------ Selected excerpt ------

23 Jan 2010

Two-tier health system feared by doctor groups

8:54 am on 23 January 2010

Senior doctor groups say a proposal to let patients in public hospitals pay for extra treatment will lead to a two-tier health system.

But Dunedin Hospital clinician Chris Jackson, who came up with the idea, says it will boost the public system because patients won't need to go back and forth between public and private specialists.

The Otago and Southland district health boards are calling for public submissions on a document called Bridging the Gap, which outlines ways for patients to pay for treatments that are not publicly funded.

Dr Jackson, a cancer specialist, says that dividing care between public and private providers is stressful and expensive for patients.

"Patients should be able to have all of their treatment under one roof," he says, "and they should just be able to top up their treatment."

Dr Jackson says patients who can't afford to pay would not be affected, because fee-payers would not be allowed to jump the queue.

Doctors would be put in 'repugnant' position

But the Medical Association and the Association of Salaried Medical Specialists (ASMS) believe that that is exactly what would happen.

------

*What you need to do:*
[1] Answer these questions from the article on the two-tier health system:
(a) What is the name of the document on which the district health boards are seeking public submissions?
(b) What kind of specialist is Dr Jackson?
(c) Which two organizations believe fee-paying patients would jump the queue?
[2] Carry the article on the two-tier health system forward from its final sentence.

------ Input data ------

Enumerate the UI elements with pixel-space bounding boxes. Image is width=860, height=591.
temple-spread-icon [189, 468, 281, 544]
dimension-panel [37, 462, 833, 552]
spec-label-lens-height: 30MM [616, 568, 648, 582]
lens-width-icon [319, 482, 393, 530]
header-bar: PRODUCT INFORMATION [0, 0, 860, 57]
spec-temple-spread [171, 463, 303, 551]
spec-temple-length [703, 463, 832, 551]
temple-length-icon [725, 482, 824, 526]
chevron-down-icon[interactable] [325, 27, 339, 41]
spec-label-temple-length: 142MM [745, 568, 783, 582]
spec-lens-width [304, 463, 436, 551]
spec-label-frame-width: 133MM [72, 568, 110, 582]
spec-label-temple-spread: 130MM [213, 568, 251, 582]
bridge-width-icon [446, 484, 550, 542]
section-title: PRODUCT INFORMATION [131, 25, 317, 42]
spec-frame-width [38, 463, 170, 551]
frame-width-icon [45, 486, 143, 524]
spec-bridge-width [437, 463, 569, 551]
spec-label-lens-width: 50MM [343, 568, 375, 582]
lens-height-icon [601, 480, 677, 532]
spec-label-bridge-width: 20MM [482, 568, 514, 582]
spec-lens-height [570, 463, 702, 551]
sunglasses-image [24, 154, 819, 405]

------

*Per-task answers:*
[1]
(a) Bridging the Gap
(b) A cancer specialist
(c) The Medical Association and the Association of Salaried Medical Specialists (ASMS)

[2]
They say that the proposal would put extra pressure on the public system, which is already struggling to provide the services for which it is funded, create serious inequalities and put doctors in a repugnant position.

Angela Belich, of the ASMS, says a doctor might have two patients in equal need but be able to offer only one of them a particular treatment or drug.

The New Zealand Nurses Organisation says there should be a greater level of public funding for health services instead of making patients pay.

Labour Party health spokesperson Ruth Dyson says that what is being proposed is "people being able to access public health services on the basis of money rather than on the basis of physical need, and that is not something that should be acceptable in New Zealand."

Health Minister Tony Ryall says that there are no plans for such a system to be introduced nationwide but that he is watching developments with interest.

Submissions on the document close on 2 February.